Exercise materials:

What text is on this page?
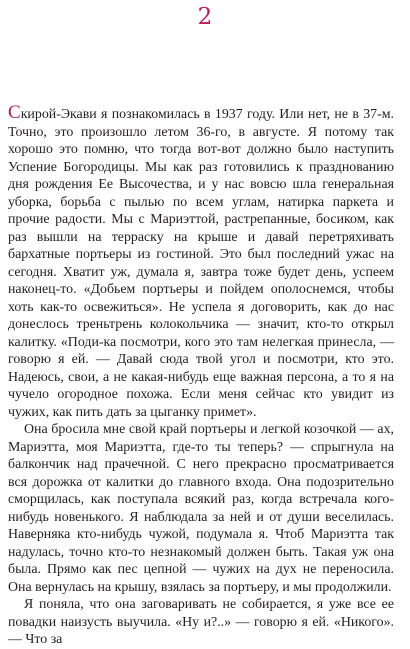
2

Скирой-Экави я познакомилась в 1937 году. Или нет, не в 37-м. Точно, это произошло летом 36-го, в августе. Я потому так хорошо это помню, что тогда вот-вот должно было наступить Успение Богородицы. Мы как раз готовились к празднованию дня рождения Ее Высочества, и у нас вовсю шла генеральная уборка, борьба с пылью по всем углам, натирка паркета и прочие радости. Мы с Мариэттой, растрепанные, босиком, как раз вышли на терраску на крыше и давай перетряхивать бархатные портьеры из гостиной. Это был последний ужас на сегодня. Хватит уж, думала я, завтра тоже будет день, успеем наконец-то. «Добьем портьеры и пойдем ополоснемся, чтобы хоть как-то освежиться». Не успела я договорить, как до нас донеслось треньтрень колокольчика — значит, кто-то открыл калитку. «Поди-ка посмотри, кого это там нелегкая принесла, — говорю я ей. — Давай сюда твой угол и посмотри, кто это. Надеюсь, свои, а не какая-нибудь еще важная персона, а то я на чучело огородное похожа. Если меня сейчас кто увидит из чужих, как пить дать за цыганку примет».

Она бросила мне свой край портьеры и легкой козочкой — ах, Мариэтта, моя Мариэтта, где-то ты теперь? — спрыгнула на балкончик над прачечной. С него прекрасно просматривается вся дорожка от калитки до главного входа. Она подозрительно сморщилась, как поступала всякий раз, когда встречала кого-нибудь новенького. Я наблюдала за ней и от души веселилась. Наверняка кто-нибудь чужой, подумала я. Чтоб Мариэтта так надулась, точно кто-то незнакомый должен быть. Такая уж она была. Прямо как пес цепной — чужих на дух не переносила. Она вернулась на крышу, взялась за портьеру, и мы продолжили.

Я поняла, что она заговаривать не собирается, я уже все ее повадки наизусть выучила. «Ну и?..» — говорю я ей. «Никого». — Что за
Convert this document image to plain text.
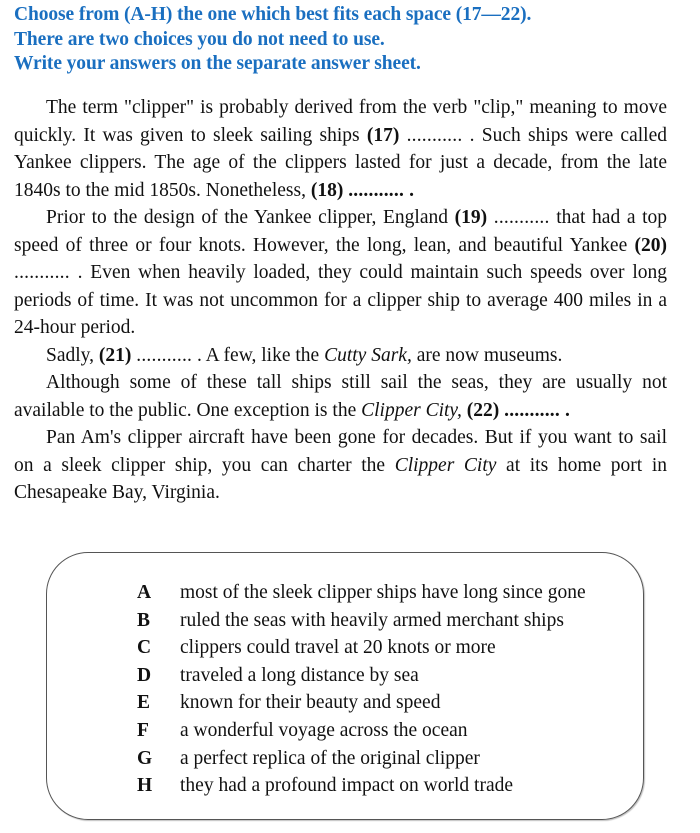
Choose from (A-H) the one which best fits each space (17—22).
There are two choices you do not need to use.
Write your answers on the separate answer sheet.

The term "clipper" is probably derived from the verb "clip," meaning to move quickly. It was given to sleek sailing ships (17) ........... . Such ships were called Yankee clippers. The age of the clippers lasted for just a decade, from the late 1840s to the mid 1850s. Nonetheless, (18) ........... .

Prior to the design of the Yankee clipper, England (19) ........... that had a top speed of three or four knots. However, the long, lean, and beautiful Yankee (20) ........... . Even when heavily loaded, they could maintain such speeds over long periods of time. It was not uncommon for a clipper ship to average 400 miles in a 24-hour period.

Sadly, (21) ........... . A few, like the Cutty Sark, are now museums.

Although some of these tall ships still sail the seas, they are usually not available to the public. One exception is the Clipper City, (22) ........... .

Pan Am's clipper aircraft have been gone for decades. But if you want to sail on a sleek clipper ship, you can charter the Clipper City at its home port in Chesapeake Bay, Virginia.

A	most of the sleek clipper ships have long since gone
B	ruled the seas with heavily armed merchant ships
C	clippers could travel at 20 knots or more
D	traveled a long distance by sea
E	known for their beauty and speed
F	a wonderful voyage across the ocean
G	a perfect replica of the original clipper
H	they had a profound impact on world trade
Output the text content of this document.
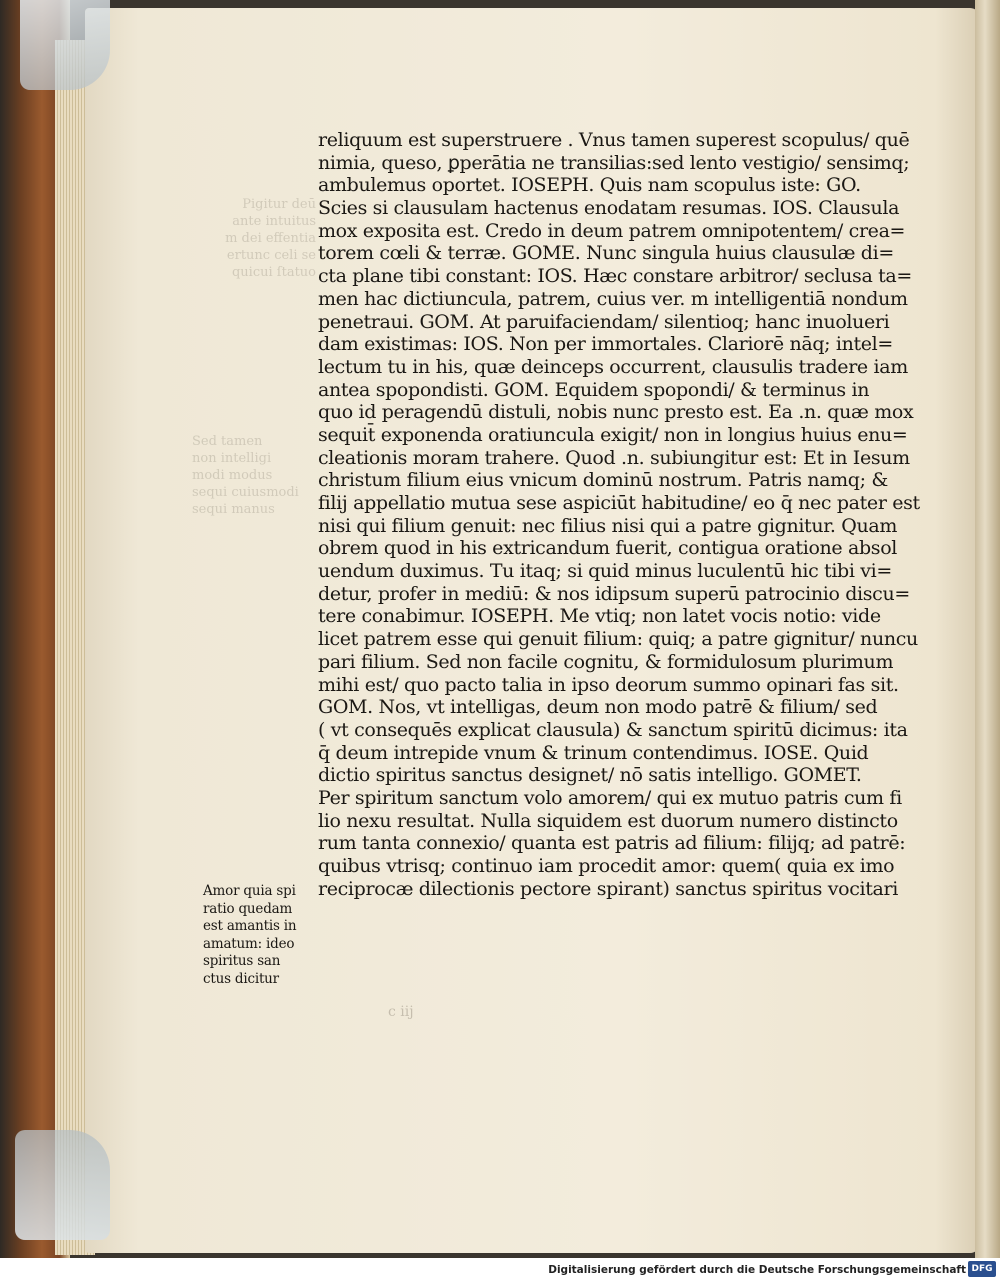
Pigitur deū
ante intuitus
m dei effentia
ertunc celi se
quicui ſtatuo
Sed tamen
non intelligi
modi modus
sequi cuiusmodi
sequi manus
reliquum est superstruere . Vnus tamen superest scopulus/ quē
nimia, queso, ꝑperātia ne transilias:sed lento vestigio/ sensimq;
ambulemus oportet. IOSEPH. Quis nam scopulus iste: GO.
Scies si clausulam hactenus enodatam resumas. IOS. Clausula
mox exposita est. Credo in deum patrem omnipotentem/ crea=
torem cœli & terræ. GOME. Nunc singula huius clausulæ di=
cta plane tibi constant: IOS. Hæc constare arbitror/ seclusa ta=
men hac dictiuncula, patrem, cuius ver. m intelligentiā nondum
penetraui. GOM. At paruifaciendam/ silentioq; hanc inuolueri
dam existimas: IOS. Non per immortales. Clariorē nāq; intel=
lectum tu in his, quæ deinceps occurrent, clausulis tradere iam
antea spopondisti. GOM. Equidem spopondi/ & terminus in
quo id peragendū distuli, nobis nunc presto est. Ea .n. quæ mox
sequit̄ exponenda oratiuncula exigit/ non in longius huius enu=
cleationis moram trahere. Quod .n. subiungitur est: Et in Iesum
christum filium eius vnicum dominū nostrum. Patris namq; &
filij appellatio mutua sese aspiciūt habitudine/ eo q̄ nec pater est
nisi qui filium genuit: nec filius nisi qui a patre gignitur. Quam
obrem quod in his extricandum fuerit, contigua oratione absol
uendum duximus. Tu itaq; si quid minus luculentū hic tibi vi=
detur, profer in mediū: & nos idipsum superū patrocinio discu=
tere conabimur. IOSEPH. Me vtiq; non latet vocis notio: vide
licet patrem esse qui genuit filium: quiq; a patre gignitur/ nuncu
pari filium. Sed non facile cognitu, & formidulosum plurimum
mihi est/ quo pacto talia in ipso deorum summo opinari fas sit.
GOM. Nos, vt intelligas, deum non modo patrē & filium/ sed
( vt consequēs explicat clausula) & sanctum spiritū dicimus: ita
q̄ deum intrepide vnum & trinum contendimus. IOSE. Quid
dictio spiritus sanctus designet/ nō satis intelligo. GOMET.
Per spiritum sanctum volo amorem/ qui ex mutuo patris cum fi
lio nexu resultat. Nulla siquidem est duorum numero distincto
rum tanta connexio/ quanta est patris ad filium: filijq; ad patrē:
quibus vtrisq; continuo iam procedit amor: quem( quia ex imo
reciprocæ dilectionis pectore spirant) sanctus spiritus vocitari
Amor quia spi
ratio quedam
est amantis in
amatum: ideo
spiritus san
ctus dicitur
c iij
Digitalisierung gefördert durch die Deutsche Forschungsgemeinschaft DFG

What you have to do: Find the lines containing "genuit" and list every one of them.

Task output:
nisi qui filium genuit: nec filius nisi qui a patre gignitur. Quam
licet patrem esse qui genuit filium: quiq; a patre gignitur/ nuncu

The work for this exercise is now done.